** begin **

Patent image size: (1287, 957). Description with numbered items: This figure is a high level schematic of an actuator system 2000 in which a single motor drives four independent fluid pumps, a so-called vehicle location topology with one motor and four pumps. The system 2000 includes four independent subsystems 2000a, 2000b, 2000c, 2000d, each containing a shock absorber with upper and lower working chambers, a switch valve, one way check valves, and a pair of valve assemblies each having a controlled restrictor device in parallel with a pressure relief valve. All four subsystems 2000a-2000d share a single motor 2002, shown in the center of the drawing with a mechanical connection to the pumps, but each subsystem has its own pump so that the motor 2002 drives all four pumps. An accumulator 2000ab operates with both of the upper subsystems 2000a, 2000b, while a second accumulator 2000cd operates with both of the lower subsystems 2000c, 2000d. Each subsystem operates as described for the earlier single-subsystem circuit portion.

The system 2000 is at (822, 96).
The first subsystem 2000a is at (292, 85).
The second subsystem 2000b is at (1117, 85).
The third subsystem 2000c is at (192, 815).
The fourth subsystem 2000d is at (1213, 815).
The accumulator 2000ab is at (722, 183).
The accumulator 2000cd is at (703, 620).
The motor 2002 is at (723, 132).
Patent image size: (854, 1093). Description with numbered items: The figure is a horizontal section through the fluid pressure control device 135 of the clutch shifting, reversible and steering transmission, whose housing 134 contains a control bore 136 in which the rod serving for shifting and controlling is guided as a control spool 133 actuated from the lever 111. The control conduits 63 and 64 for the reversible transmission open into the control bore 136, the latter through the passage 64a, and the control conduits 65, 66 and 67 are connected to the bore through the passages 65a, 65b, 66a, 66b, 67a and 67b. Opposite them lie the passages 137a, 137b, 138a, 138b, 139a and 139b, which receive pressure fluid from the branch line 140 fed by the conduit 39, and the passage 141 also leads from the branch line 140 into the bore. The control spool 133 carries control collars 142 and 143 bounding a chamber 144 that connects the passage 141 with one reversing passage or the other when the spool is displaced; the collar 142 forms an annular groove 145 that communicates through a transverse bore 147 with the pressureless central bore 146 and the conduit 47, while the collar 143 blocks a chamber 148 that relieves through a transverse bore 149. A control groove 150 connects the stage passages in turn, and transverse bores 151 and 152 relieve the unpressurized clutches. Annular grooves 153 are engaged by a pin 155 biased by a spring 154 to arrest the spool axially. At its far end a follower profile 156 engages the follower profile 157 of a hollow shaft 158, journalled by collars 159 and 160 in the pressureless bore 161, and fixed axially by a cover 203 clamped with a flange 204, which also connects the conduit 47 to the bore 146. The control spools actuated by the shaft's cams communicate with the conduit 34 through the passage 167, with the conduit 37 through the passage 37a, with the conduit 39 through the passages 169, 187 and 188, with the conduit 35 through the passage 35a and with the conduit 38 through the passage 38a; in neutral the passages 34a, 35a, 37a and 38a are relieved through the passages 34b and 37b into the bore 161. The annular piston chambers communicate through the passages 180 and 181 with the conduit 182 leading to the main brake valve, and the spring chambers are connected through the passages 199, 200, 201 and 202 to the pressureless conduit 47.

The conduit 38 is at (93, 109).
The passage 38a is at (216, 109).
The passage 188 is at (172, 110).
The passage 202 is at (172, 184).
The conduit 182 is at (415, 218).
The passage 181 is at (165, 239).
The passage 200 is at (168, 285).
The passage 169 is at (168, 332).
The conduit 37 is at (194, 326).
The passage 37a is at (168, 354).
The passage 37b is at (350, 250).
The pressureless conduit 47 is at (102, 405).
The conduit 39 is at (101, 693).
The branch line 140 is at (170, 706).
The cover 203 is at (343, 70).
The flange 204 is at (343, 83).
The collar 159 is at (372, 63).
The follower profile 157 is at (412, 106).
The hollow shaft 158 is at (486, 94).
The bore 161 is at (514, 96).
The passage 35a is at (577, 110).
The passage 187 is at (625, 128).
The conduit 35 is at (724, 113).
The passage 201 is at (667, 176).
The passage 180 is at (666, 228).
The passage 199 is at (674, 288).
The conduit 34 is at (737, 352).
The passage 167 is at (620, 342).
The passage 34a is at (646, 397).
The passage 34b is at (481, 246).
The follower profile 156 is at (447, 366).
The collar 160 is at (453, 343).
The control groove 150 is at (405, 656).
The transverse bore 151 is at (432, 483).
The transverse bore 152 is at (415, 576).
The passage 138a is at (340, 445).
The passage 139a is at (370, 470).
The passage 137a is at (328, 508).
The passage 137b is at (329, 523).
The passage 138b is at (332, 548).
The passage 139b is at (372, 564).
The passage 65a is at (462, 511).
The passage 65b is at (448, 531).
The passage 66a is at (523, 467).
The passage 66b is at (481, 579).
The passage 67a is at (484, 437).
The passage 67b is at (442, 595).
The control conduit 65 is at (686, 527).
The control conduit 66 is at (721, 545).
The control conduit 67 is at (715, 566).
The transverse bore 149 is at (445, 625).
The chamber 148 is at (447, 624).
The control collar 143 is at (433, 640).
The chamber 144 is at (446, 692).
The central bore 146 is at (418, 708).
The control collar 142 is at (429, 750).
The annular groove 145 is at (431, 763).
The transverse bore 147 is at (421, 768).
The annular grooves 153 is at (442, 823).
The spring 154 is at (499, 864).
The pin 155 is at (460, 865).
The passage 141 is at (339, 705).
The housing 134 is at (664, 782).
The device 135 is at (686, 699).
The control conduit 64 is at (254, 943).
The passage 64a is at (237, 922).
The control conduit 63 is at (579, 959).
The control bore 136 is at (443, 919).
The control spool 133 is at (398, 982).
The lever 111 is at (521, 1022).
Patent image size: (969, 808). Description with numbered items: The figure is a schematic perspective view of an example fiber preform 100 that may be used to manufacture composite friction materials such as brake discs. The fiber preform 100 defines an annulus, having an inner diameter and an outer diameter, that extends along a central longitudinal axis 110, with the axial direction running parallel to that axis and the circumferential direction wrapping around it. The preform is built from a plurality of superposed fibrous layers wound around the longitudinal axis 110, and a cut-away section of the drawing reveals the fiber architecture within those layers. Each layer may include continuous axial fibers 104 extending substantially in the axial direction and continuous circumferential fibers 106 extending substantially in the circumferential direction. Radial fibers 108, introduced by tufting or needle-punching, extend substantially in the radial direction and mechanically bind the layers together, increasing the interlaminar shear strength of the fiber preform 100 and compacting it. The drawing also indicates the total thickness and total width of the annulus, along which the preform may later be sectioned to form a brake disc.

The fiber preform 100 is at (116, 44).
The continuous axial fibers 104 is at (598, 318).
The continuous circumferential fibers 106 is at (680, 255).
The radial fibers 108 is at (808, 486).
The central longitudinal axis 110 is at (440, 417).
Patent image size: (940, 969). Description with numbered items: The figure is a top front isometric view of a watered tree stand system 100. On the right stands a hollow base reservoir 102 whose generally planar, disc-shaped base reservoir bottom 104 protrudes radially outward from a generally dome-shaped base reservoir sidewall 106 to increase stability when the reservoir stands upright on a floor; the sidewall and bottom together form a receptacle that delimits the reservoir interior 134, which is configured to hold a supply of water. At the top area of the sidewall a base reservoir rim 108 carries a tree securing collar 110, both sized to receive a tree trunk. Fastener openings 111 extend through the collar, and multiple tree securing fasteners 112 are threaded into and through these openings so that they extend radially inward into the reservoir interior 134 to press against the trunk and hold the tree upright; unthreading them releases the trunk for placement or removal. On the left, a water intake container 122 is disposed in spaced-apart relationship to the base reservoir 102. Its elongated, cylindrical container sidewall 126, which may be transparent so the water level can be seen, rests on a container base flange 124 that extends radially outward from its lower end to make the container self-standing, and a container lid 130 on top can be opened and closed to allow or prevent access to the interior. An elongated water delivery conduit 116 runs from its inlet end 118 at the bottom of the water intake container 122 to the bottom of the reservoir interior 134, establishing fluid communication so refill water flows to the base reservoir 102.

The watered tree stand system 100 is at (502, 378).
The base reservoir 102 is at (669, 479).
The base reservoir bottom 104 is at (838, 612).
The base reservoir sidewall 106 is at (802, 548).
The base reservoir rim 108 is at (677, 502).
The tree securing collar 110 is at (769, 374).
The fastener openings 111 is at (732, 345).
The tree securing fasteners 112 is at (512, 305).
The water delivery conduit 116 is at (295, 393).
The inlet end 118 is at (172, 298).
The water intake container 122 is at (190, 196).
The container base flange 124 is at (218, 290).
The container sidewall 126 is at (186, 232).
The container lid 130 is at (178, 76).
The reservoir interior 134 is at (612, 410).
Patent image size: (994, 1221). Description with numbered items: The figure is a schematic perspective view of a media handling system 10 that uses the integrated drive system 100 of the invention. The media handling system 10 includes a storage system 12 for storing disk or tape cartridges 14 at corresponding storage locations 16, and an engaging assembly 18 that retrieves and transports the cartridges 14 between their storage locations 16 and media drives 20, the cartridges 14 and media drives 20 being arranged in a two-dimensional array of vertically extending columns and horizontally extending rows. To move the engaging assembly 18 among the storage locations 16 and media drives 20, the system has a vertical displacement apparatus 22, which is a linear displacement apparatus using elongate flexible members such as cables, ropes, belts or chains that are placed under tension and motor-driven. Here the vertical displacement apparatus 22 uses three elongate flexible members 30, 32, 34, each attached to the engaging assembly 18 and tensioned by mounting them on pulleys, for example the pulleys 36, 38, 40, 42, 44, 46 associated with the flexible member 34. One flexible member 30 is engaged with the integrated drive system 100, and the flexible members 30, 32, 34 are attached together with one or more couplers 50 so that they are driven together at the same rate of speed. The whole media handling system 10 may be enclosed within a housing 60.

** end **

Reproduce verbatim the stretch of the listing from the line containing "Patent image size: (969, 808)." through the line containing "The central longitudinal", including both of those lines.

Patent image size: (969, 808). Description with numbered items: The figure is a schematic perspective view of an example fiber preform 100 that may be used to manufacture composite friction materials such as brake discs. The fiber preform 100 defines an annulus, having an inner diameter and an outer diameter, that extends along a central longitudinal axis 110, with the axial direction running parallel to that axis and the circumferential direction wrapping around it. The preform is built from a plurality of superposed fibrous layers wound around the longitudinal axis 110, and a cut-away section of the drawing reveals the fiber architecture within those layers. Each layer may include continuous axial fibers 104 extending substantially in the axial direction and continuous circumferential fibers 106 extending substantially in the circumferential direction. Radial fibers 108, introduced by tufting or needle-punching, extend substantially in the radial direction and mechanically bind the layers together, increasing the interlaminar shear strength of the fiber preform 100 and compacting it. The drawing also indicates the total thickness and total width of the annulus, along which the preform may later be sectioned to form a brake disc.

The fiber preform 100 is at (116, 44).
The continuous axial fibers 104 is at (598, 318).
The continuous circumferential fibers 106 is at (680, 255).
The radial fibers 108 is at (808, 486).
The central longitudinal axis 110 is at (440, 417).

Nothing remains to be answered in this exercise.